**TASK STATEMENT**. Gather each line of the entries below that includes "自定义区".
## start SUPPLIED MATERIAL
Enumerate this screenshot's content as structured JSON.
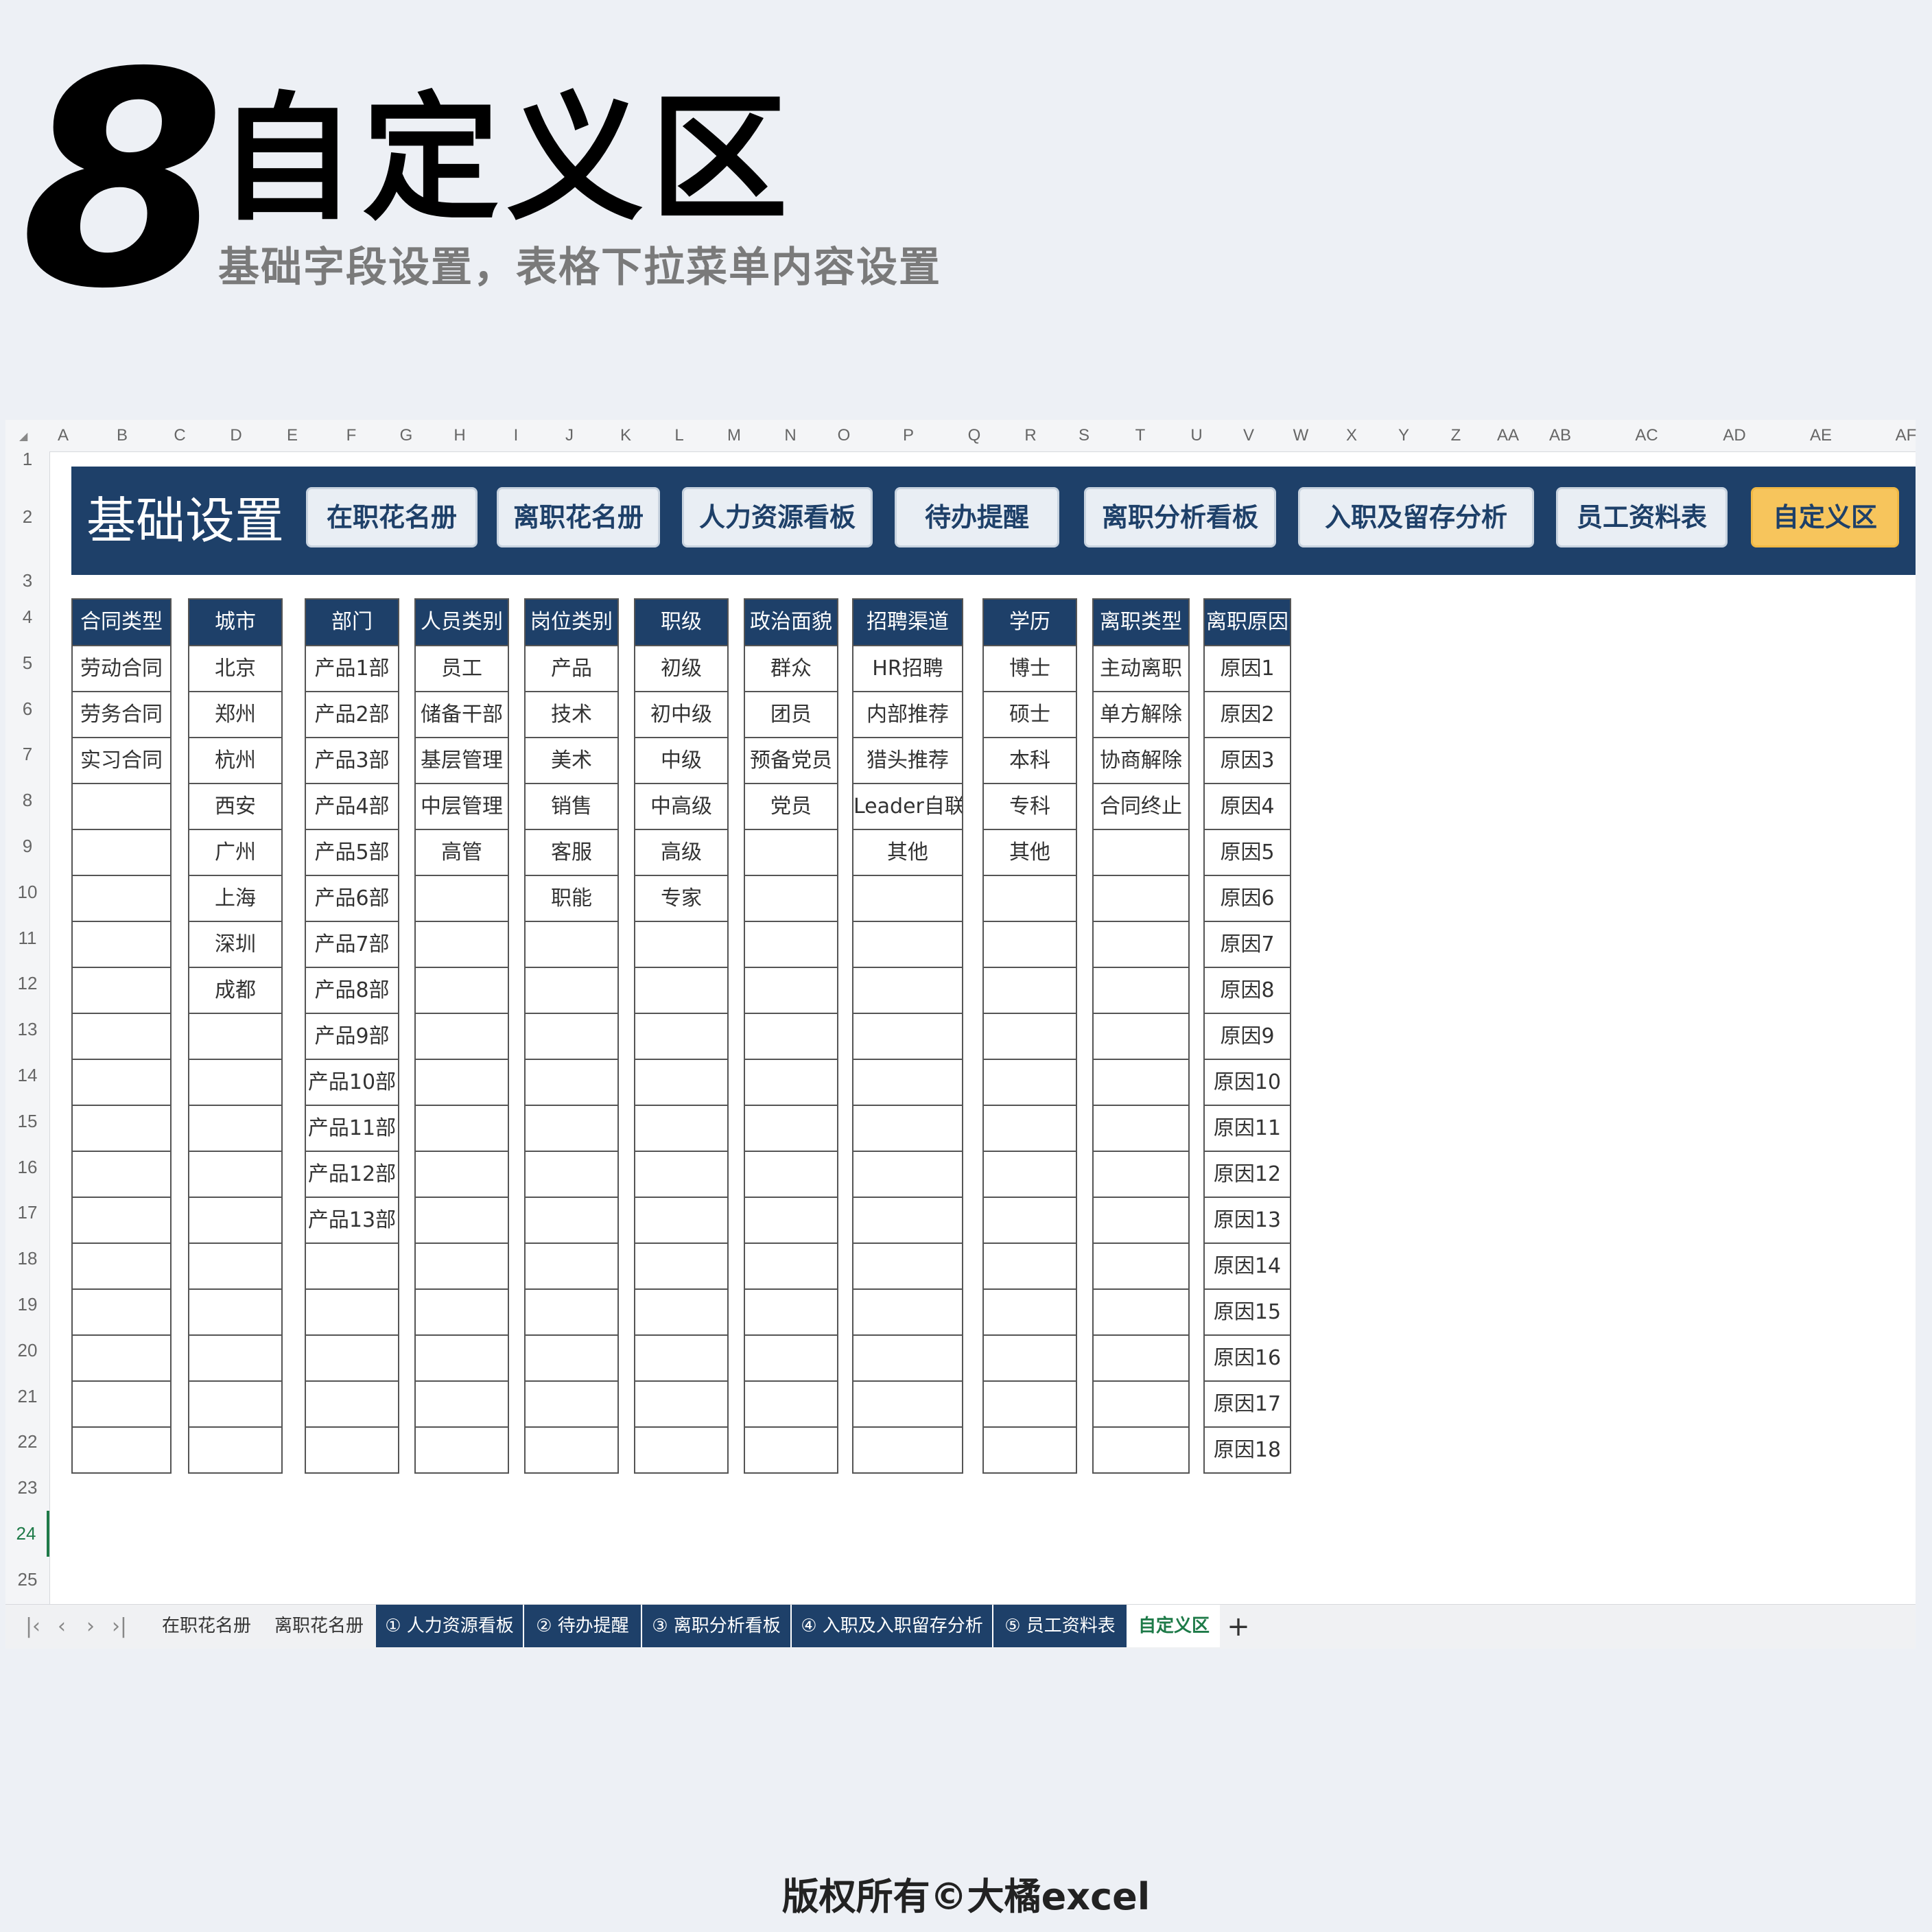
{
  "hero": {
    "number": "8",
    "title": "自定义区",
    "subtitle": "基础字段设置，表格下拉菜单内容设置"
  },
  "footer": "版权所有©大橘excel",
  "spreadsheet": {
    "corner_icon": "select-all-icon",
    "column_letters": [
      "A",
      "B",
      "C",
      "D",
      "E",
      "F",
      "G",
      "H",
      "I",
      "J",
      "K",
      "L",
      "M",
      "N",
      "O",
      "P",
      "Q",
      "R",
      "S",
      "T",
      "U",
      "V",
      "W",
      "X",
      "Y",
      "Z",
      "AA",
      "AB",
      "AC",
      "AD",
      "AE",
      "AF"
    ],
    "row_numbers": [
      "1",
      "2",
      "3",
      "4",
      "5",
      "6",
      "7",
      "8",
      "9",
      "10",
      "11",
      "12",
      "13",
      "14",
      "15",
      "16",
      "17",
      "18",
      "19",
      "20",
      "21",
      "22",
      "23",
      "24",
      "25"
    ],
    "active_row": "24",
    "banner": {
      "title": "基础设置",
      "buttons": [
        "在职花名册",
        "离职花名册",
        "人力资源看板",
        "待办提醒",
        "离职分析看板",
        "入职及留存分析",
        "员工资料表",
        "自定义区"
      ],
      "active_button": "自定义区"
    },
    "tables": [
      {
        "header": "合同类型",
        "values": [
          "劳动合同",
          "劳务合同",
          "实习合同",
          "",
          "",
          "",
          "",
          "",
          "",
          "",
          "",
          "",
          "",
          "",
          "",
          "",
          "",
          ""
        ]
      },
      {
        "header": "城市",
        "values": [
          "北京",
          "郑州",
          "杭州",
          "西安",
          "广州",
          "上海",
          "深圳",
          "成都",
          "",
          "",
          "",
          "",
          "",
          "",
          "",
          "",
          "",
          ""
        ]
      },
      {
        "header": "部门",
        "values": [
          "产品1部",
          "产品2部",
          "产品3部",
          "产品4部",
          "产品5部",
          "产品6部",
          "产品7部",
          "产品8部",
          "产品9部",
          "产品10部",
          "产品11部",
          "产品12部",
          "产品13部",
          "",
          "",
          "",
          "",
          ""
        ]
      },
      {
        "header": "人员类别",
        "values": [
          "员工",
          "储备干部",
          "基层管理",
          "中层管理",
          "高管",
          "",
          "",
          "",
          "",
          "",
          "",
          "",
          "",
          "",
          "",
          "",
          "",
          ""
        ]
      },
      {
        "header": "岗位类别",
        "values": [
          "产品",
          "技术",
          "美术",
          "销售",
          "客服",
          "职能",
          "",
          "",
          "",
          "",
          "",
          "",
          "",
          "",
          "",
          "",
          "",
          ""
        ]
      },
      {
        "header": "职级",
        "values": [
          "初级",
          "初中级",
          "中级",
          "中高级",
          "高级",
          "专家",
          "",
          "",
          "",
          "",
          "",
          "",
          "",
          "",
          "",
          "",
          "",
          ""
        ]
      },
      {
        "header": "政治面貌",
        "values": [
          "群众",
          "团员",
          "预备党员",
          "党员",
          "",
          "",
          "",
          "",
          "",
          "",
          "",
          "",
          "",
          "",
          "",
          "",
          "",
          ""
        ]
      },
      {
        "header": "招聘渠道",
        "values": [
          "HR招聘",
          "内部推荐",
          "猎头推荐",
          "Leader自联",
          "其他",
          "",
          "",
          "",
          "",
          "",
          "",
          "",
          "",
          "",
          "",
          "",
          "",
          ""
        ]
      },
      {
        "header": "学历",
        "values": [
          "博士",
          "硕士",
          "本科",
          "专科",
          "其他",
          "",
          "",
          "",
          "",
          "",
          "",
          "",
          "",
          "",
          "",
          "",
          "",
          ""
        ]
      },
      {
        "header": "离职类型",
        "values": [
          "主动离职",
          "单方解除",
          "协商解除",
          "合同终止",
          "",
          "",
          "",
          "",
          "",
          "",
          "",
          "",
          "",
          "",
          "",
          "",
          "",
          ""
        ]
      },
      {
        "header": "离职原因",
        "values": [
          "原因1",
          "原因2",
          "原因3",
          "原因4",
          "原因5",
          "原因6",
          "原因7",
          "原因8",
          "原因9",
          "原因10",
          "原因11",
          "原因12",
          "原因13",
          "原因14",
          "原因15",
          "原因16",
          "原因17",
          "原因18"
        ]
      }
    ],
    "sheet_tabs": {
      "nav_icons": [
        "first-sheet-icon",
        "prev-sheet-icon",
        "next-sheet-icon",
        "last-sheet-icon"
      ],
      "tabs": [
        "在职花名册",
        "离职花名册",
        "① 人力资源看板",
        "② 待办提醒",
        "③ 离职分析看板",
        "④ 入职及入职留存分析",
        "⑤ 员工资料表",
        "自定义区"
      ],
      "active_tab": "自定义区",
      "add_icon": "plus-icon"
    },
    "colors": {
      "banner_bg": "#1e4069",
      "active_button": "#f7c55c",
      "active_tab_text": "#1e7a48"
    }
  }
}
## end SUPPLIED MATERIAL
**OUTPUT OF THE TASK**.
    "title": "自定义区",
        "自定义区"
      "active_button": "自定义区"
        "自定义区"
      "active_tab": "自定义区",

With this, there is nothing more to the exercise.